▸ **Given instruction**
For each line below that contains the string "have", copy that line.

— Begin —

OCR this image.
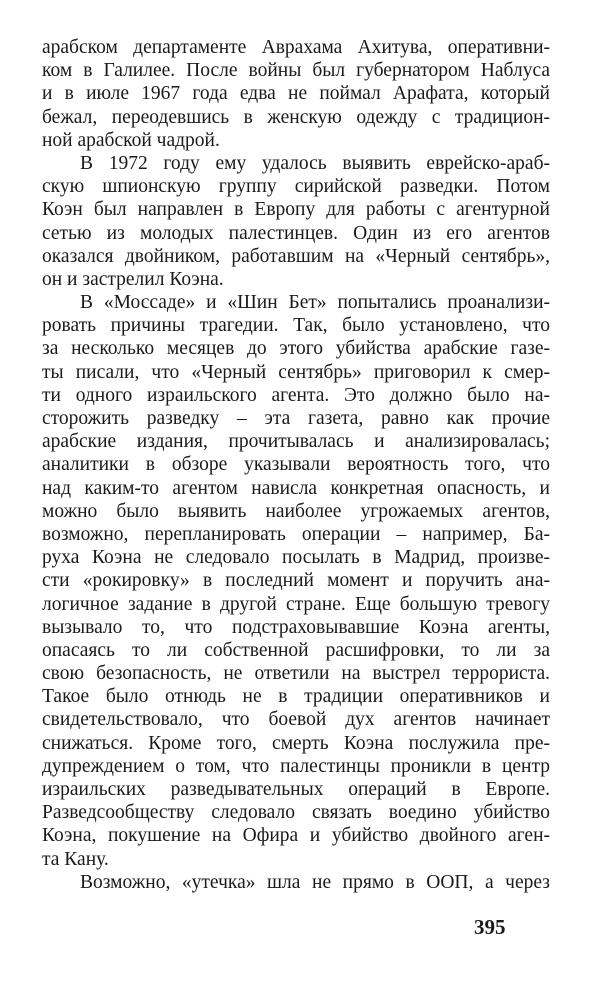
арабском департаменте Аврахама Ахитува, оперативни-
ком в Галилее. После войны был губернатором Наблуса
и в июле 1967 года едва не поймал Арафата, который
бежал, переодевшись в женскую одежду с традицион-
ной арабской чадрой.
В 1972 году ему удалось выявить еврейско-араб-
скую шпионскую группу сирийской разведки. Потом
Коэн был направлен в Европу для работы с агентурной
сетью из молодых палестинцев. Один из его агентов
оказался двойником, работавшим на «Черный сентябрь»,
он и застрелил Коэна.
В «Моссаде» и «Шин Бет» попытались проанализи-
ровать причины трагедии. Так, было установлено, что
за несколько месяцев до этого убийства арабские газе-
ты писали, что «Черный сентябрь» приговорил к смер-
ти одного израильского агента. Это должно было на-
сторожить разведку – эта газета, равно как прочие
арабские издания, прочитывалась и анализировалась;
аналитики в обзоре указывали вероятность того, что
над каким-то агентом нависла конкретная опасность, и
можно было выявить наиболее угрожаемых агентов,
возможно, перепланировать операции – например, Ба-
руха Коэна не следовало посылать в Мадрид, произве-
сти «рокировку» в последний момент и поручить ана-
логичное задание в другой стране. Еще большую тревогу
вызывало то, что подстраховывавшие Коэна агенты,
опасаясь то ли собственной расшифровки, то ли за
свою безопасность, не ответили на выстрел террориста.
Такое было отнюдь не в традиции оперативников и
свидетельствовало, что боевой дух агентов начинает
снижаться. Кроме того, смерть Коэна послужила пре-
дупреждением о том, что палестинцы проникли в центр
израильских разведывательных операций в Европе.
Разведсообществу следовало связать воедино убийство
Коэна, покушение на Офира и убийство двойного аген-
та Кану.
Возможно, «утечка» шла не прямо в ООП, а через
395
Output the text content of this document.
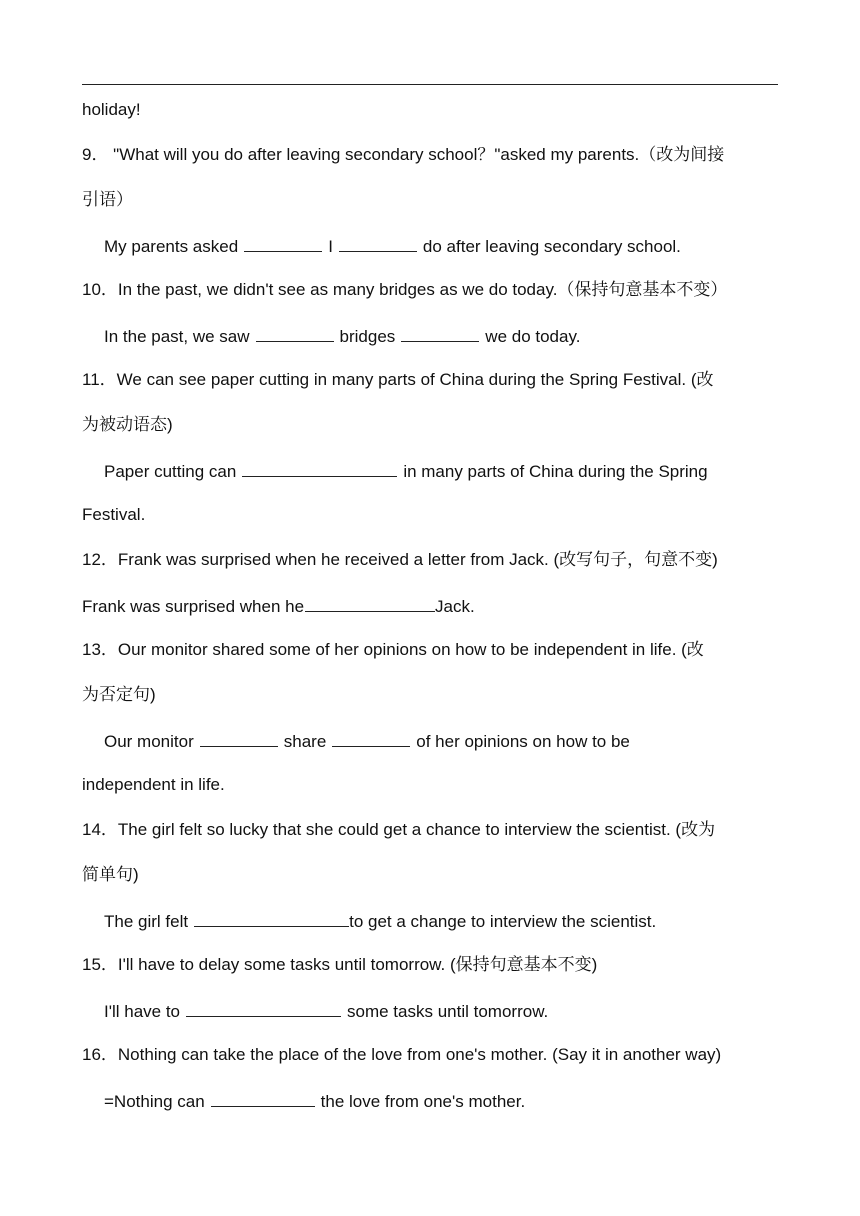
holiday!
9． "What will you do after leaving secondary school？"asked my parents.（改为间接
引语）
My parents asked	I	do after leaving secondary school.
10．In the past, we didn't see as many bridges as we do today.（保持句意基本不变）
In the past, we saw	bridges	we do today.
11．We can see paper cutting in many parts of China during the Spring Festival. (改
为被动语态)
Paper cutting can	in many parts of China during the Spring
Festival.
12．Frank was surprised when he received a letter from Jack. (改写句子，句意不变)
Frank was surprised when he	Jack.
13．Our monitor shared some of her opinions on how to be independent in life. (改
为否定句)
Our monitor	share	of her opinions on how to be
independent in life.
14．The girl felt so lucky that she could get a chance to interview the scientist. (改为
简单句)
The girl felt	to get a change to interview the scientist.
15．I'll have to delay some tasks until tomorrow. (保持句意基本不变)
I'll have to	some tasks until tomorrow.
16．Nothing can take the place of the love from one's mother. (Say it in another way)
=Nothing can	the love from one's mother.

— End —

▸ **Result of this task**
15．I'll have to delay some tasks until tomorrow. (保持句意基本不变)
I'll have to	some tasks until tomorrow.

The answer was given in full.